SHORT PROBLEM> Pull every line with the word "sonde" out of the entries below.

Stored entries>

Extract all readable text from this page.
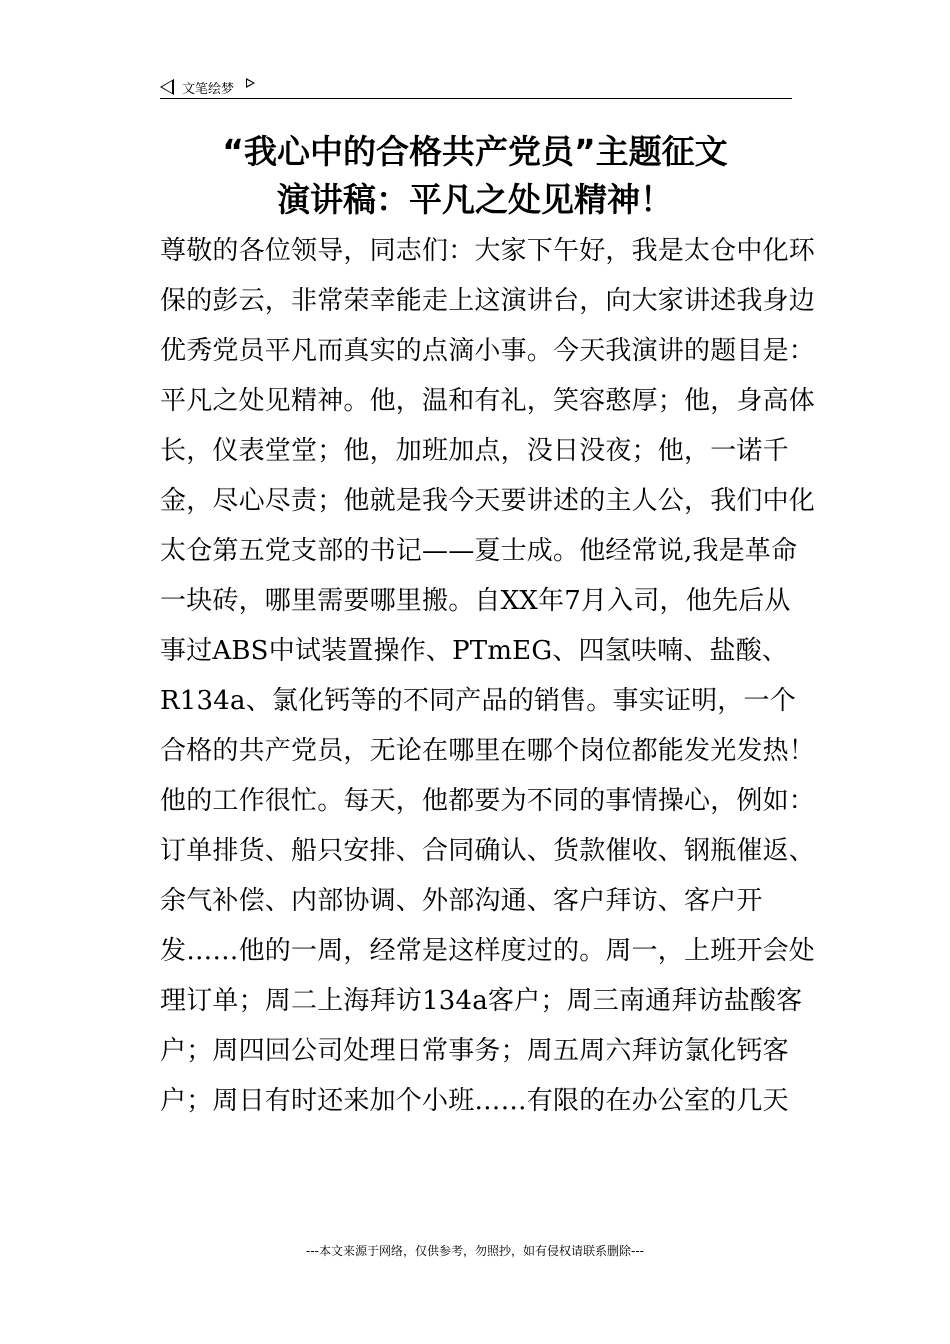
文笔绘梦
“我心中的合格共产党员”主题征文
演讲稿：平凡之处见精神！

尊敬的各位领导，同志们：大家下午好，我是太仓中化环保的彭云，非常荣幸能走上这演讲台，向大家讲述我身边优秀党员平凡而真实的点滴小事。今天我演讲的题目是：平凡之处见精神。他，温和有礼，笑容憨厚；他，身高体长，仪表堂堂；他，加班加点，没日没夜；他，一诺千金，尽心尽责；他就是我今天要讲述的主人公，我们中化太仓第五党支部的书记——夏士成。他经常说,我是革命一块砖，哪里需要哪里搬。自XX年7月入司，他先后从事过ABS中试装置操作、PTmEG、四氢呋喃、盐酸、R134a、氯化钙等的不同产品的销售。事实证明，一个合格的共产党员，无论在哪里在哪个岗位都能发光发热！他的工作很忙。每天，他都要为不同的事情操心，例如：订单排货、船只安排、合同确认、货款催收、钢瓶催返、余气补偿、内部协调、外部沟通、客户拜访、客户开发……他的一周，经常是这样度过的。周一，上班开会处理订单；周二上海拜访134a客户；周三南通拜访盐酸客户；周四回公司处理日常事务；周五周六拜访氯化钙客户；周日有时还来加个小班……有限的在办公室的几天

---本文来源于网络，仅供参考，勿照抄，如有侵权请联系删除---
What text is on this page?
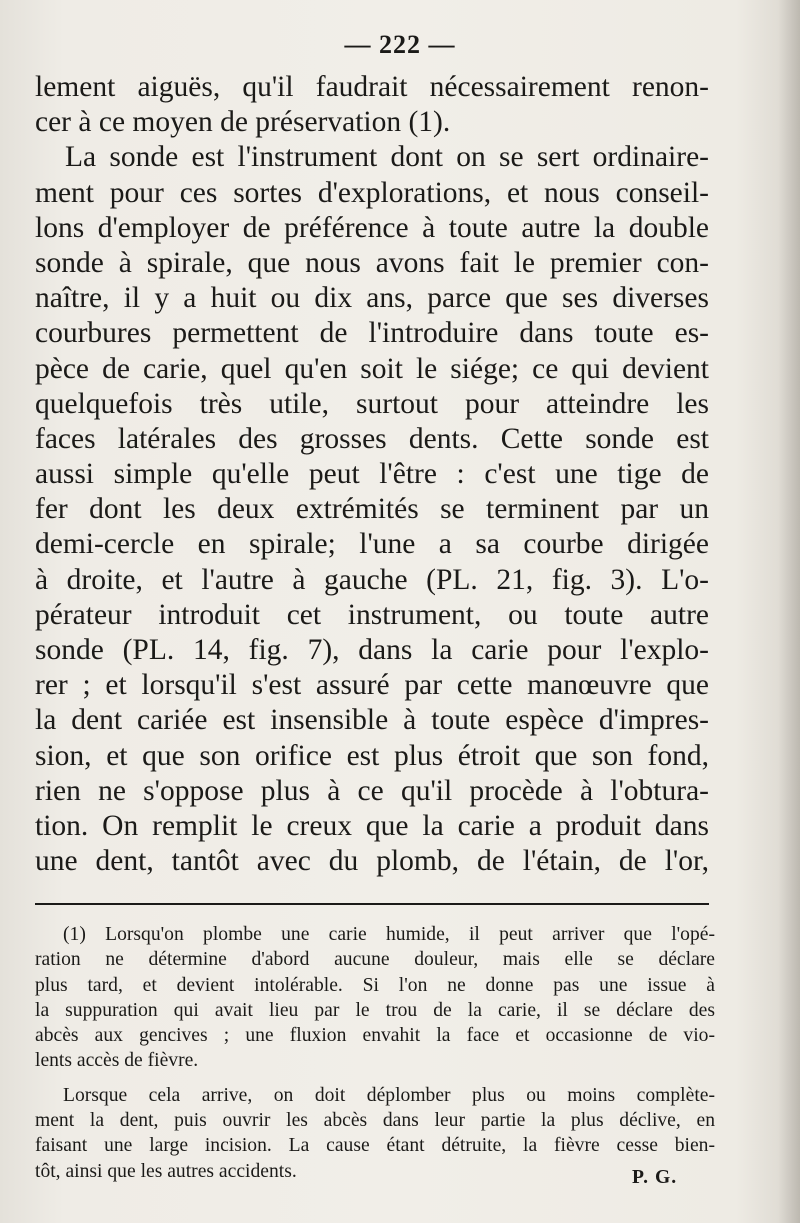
— 222 —
lement aiguës, qu'il faudrait nécessairement renon-
cer à ce moyen de préservation (1).
La sonde est l'instrument dont on se sert ordinaire-
ment pour ces sortes d'explorations, et nous conseil-
lons d'employer de préférence à toute autre la double
sonde à spirale, que nous avons fait le premier con-
naître, il y a huit ou dix ans, parce que ses diverses
courbures permettent de l'introduire dans toute es-
pèce de carie, quel qu'en soit le siége; ce qui devient
quelquefois très utile, surtout pour atteindre les
faces latérales des grosses dents. Cette sonde est
aussi simple qu'elle peut l'être : c'est une tige de
fer dont les deux extrémités se terminent par un
demi-cercle en spirale; l'une a sa courbe dirigée
à droite, et l'autre à gauche (PL. 21, fig. 3). L'o-
pérateur introduit cet instrument, ou toute autre
sonde (PL. 14, fig. 7), dans la carie pour l'explo-
rer ; et lorsqu'il s'est assuré par cette manœuvre que
la dent cariée est insensible à toute espèce d'impres-
sion, et que son orifice est plus étroit que son fond,
rien ne s'oppose plus à ce qu'il procède à l'obtura-
tion. On remplit le creux que la carie a produit dans
une dent, tantôt avec du plomb, de l'étain, de l'or,
(1) Lorsqu'on plombe une carie humide, il peut arriver que l'opé-
ration ne détermine d'abord aucune douleur, mais elle se déclare
plus tard, et devient intolérable. Si l'on ne donne pas une issue à
la suppuration qui avait lieu par le trou de la carie, il se déclare des
abcès aux gencives ; une fluxion envahit la face et occasionne de vio-
lents accès de fièvre.
Lorsque cela arrive, on doit déplomber plus ou moins complète-
ment la dent, puis ouvrir les abcès dans leur partie la plus déclive, en
faisant une large incision. La cause étant détruite, la fièvre cesse bien-
tôt, ainsi que les autres accidents.	P. G.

RESPONSE TO THIS EXERCISE>
La sonde est l'instrument dont on se sert ordinaire-
sonde à spirale, que nous avons fait le premier con-
faces latérales des grosses dents. Cette sonde est
sonde (PL. 14, fig. 7), dans la carie pour l'explo-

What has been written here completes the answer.